» **Available data**
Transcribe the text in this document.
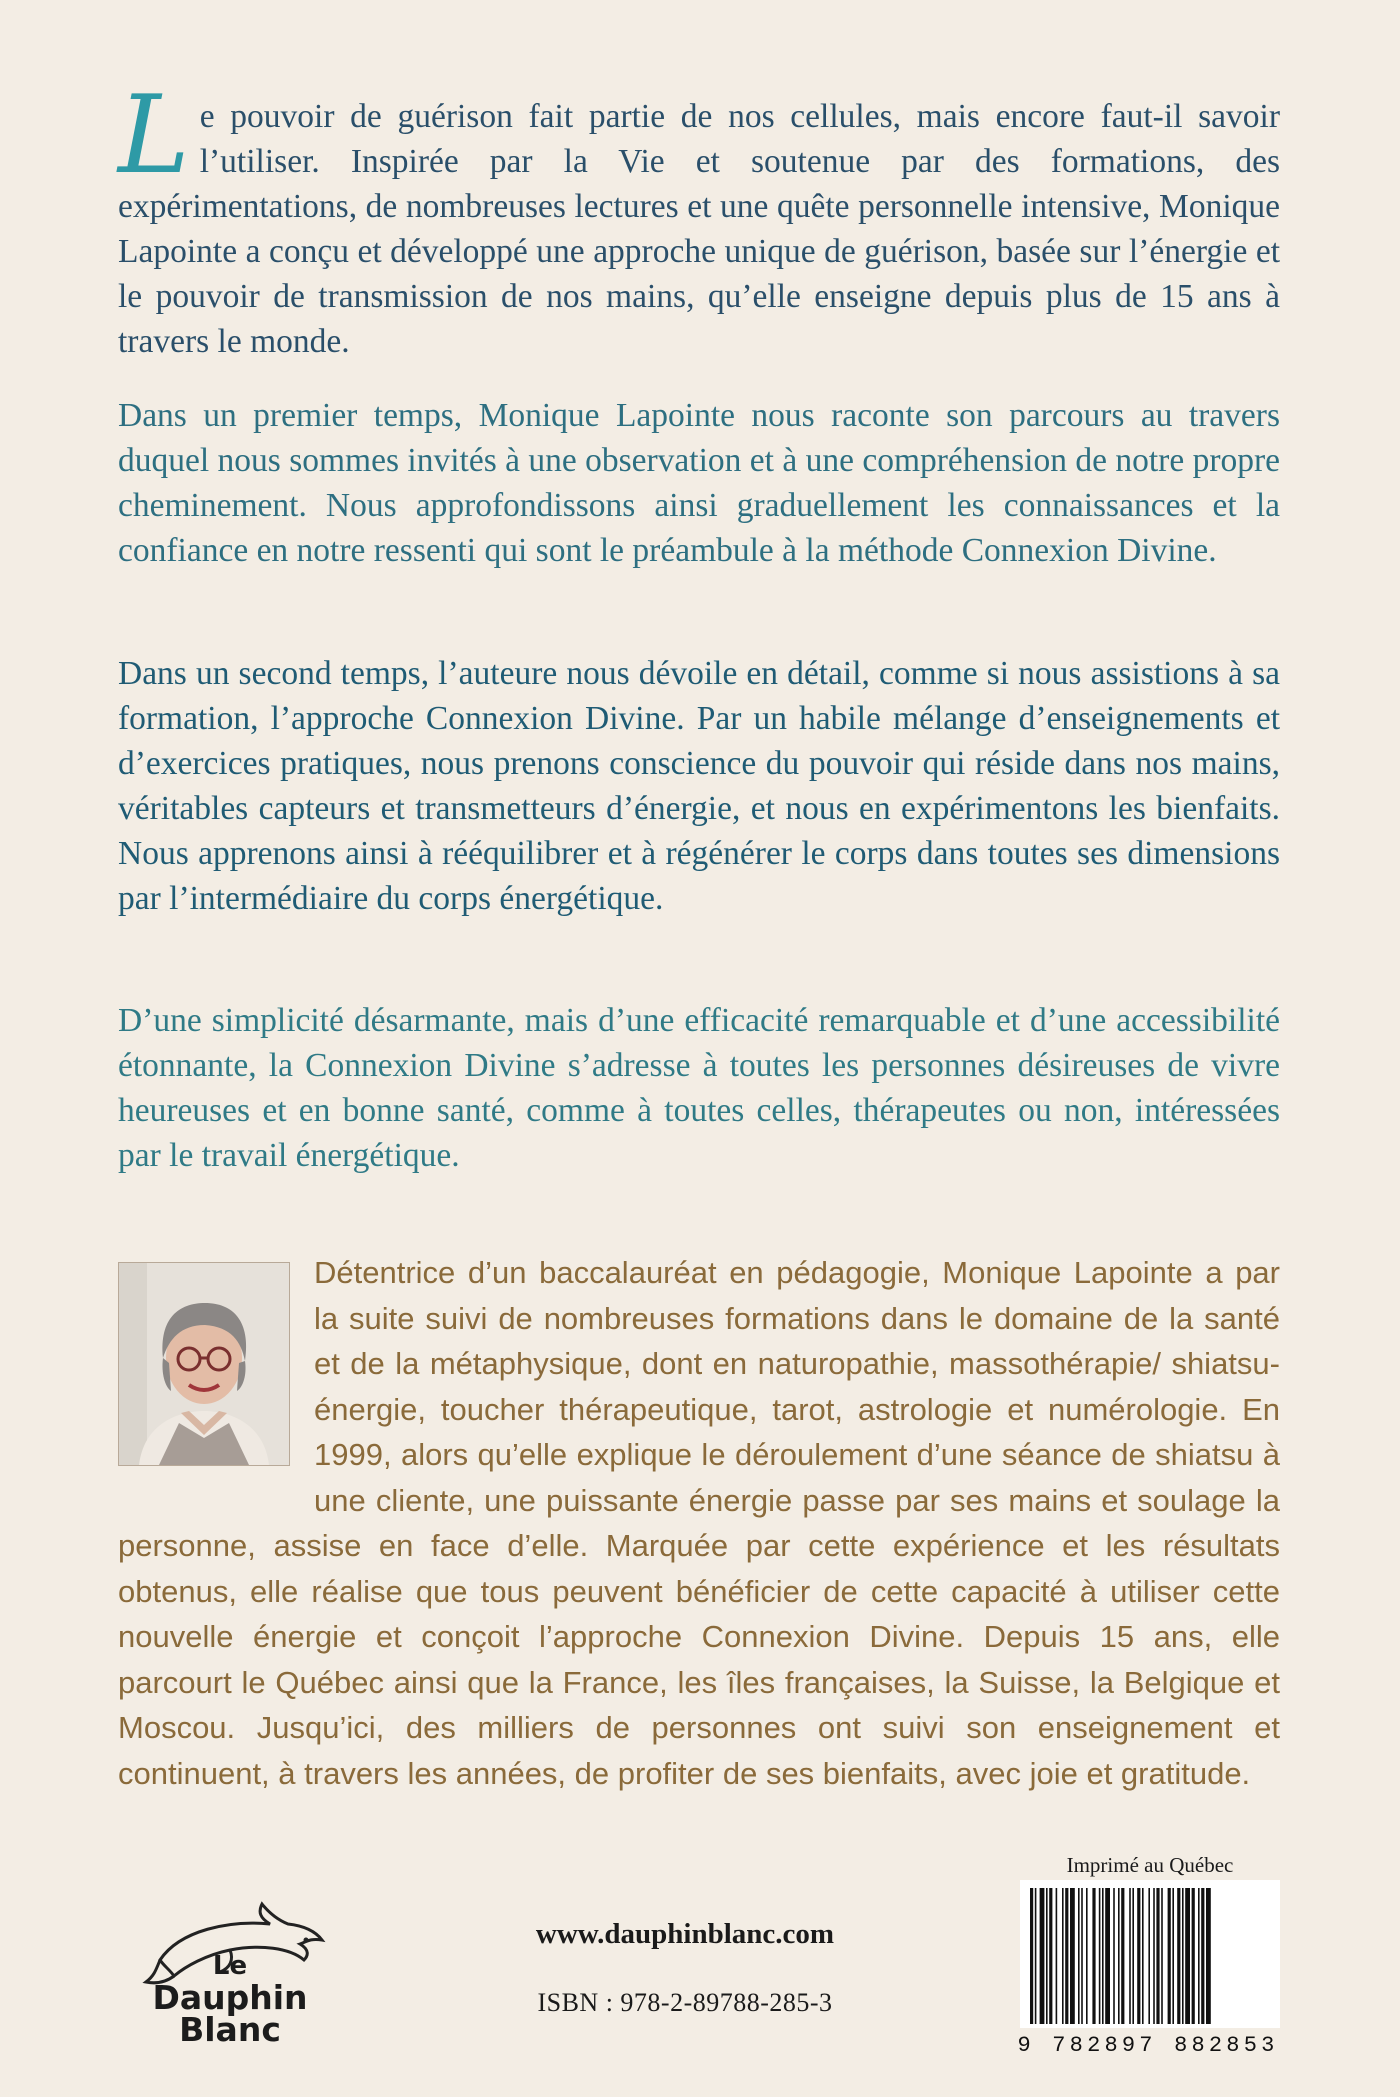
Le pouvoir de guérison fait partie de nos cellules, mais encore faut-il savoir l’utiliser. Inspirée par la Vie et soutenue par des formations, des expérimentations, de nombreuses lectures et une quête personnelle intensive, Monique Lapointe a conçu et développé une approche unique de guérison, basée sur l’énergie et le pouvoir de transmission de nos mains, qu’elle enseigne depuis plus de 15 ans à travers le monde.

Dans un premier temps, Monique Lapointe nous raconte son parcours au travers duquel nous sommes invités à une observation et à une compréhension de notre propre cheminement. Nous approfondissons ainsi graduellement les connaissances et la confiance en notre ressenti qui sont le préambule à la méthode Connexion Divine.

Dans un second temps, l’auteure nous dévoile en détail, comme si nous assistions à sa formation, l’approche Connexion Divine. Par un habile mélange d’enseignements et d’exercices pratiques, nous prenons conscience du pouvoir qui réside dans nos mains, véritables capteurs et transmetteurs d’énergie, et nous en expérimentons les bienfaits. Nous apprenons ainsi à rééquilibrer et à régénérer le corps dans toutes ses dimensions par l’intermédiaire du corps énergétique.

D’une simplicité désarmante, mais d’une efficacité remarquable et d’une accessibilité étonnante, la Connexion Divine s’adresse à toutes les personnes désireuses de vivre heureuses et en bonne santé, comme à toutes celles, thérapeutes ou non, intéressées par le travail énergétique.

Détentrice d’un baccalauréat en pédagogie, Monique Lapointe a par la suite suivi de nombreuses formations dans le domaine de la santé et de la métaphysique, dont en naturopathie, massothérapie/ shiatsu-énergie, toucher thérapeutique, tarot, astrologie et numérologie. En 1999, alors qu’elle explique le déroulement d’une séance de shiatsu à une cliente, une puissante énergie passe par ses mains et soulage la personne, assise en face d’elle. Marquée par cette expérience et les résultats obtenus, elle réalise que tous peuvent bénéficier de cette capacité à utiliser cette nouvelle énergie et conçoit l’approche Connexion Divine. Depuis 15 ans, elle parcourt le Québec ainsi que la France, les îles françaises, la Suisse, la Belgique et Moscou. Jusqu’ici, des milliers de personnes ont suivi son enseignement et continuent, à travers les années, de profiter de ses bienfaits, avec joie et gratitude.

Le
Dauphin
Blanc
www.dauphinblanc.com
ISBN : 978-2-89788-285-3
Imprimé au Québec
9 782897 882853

» **Exercise details**
Quote every line of the records above exactly; no picture is to be copied.

» **Result**
Transcribe the text in this document.
Le pouvoir de guérison fait partie de nos cellules, mais encore faut-il savoir l’utiliser. Inspirée par la Vie et soutenue par des formations, des expérimentations, de nombreuses lectures et une quête personnelle intensive, Monique Lapointe a conçu et développé une approche unique de guérison, basée sur l’énergie et le pouvoir de transmission de nos mains, qu’elle enseigne depuis plus de 15 ans à travers le monde.

Dans un premier temps, Monique Lapointe nous raconte son parcours au travers duquel nous sommes invités à une observation et à une compréhension de notre propre cheminement. Nous approfondissons ainsi graduellement les connaissances et la confiance en notre ressenti qui sont le préambule à la méthode Connexion Divine.

Dans un second temps, l’auteure nous dévoile en détail, comme si nous assistions à sa formation, l’approche Connexion Divine. Par un habile mélange d’enseignements et d’exercices pratiques, nous prenons conscience du pouvoir qui réside dans nos mains, véritables capteurs et transmetteurs d’énergie, et nous en expérimentons les bienfaits. Nous apprenons ainsi à rééquilibrer et à régénérer le corps dans toutes ses dimensions par l’intermédiaire du corps énergétique.

D’une simplicité désarmante, mais d’une efficacité remarquable et d’une accessibilité étonnante, la Connexion Divine s’adresse à toutes les personnes désireuses de vivre heureuses et en bonne santé, comme à toutes celles, thérapeutes ou non, intéressées par le travail énergétique.

Détentrice d’un baccalauréat en pédagogie, Monique Lapointe a par la suite suivi de nombreuses formations dans le domaine de la santé et de la métaphysique, dont en naturopathie, massothérapie/ shiatsu-énergie, toucher thérapeutique, tarot, astrologie et numérologie. En 1999, alors qu’elle explique le déroulement d’une séance de shiatsu à une cliente, une puissante énergie passe par ses mains et soulage la personne, assise en face d’elle. Marquée par cette expérience et les résultats obtenus, elle réalise que tous peuvent bénéficier de cette capacité à utiliser cette nouvelle énergie et conçoit l’approche Connexion Divine. Depuis 15 ans, elle parcourt le Québec ainsi que la France, les îles françaises, la Suisse, la Belgique et Moscou. Jusqu’ici, des milliers de personnes ont suivi son enseignement et continuent, à travers les années, de profiter de ses bienfaits, avec joie et gratitude.

Le
Dauphin
Blanc
www.dauphinblanc.com
ISBN : 978-2-89788-285-3
Imprimé au Québec
9 782897 882853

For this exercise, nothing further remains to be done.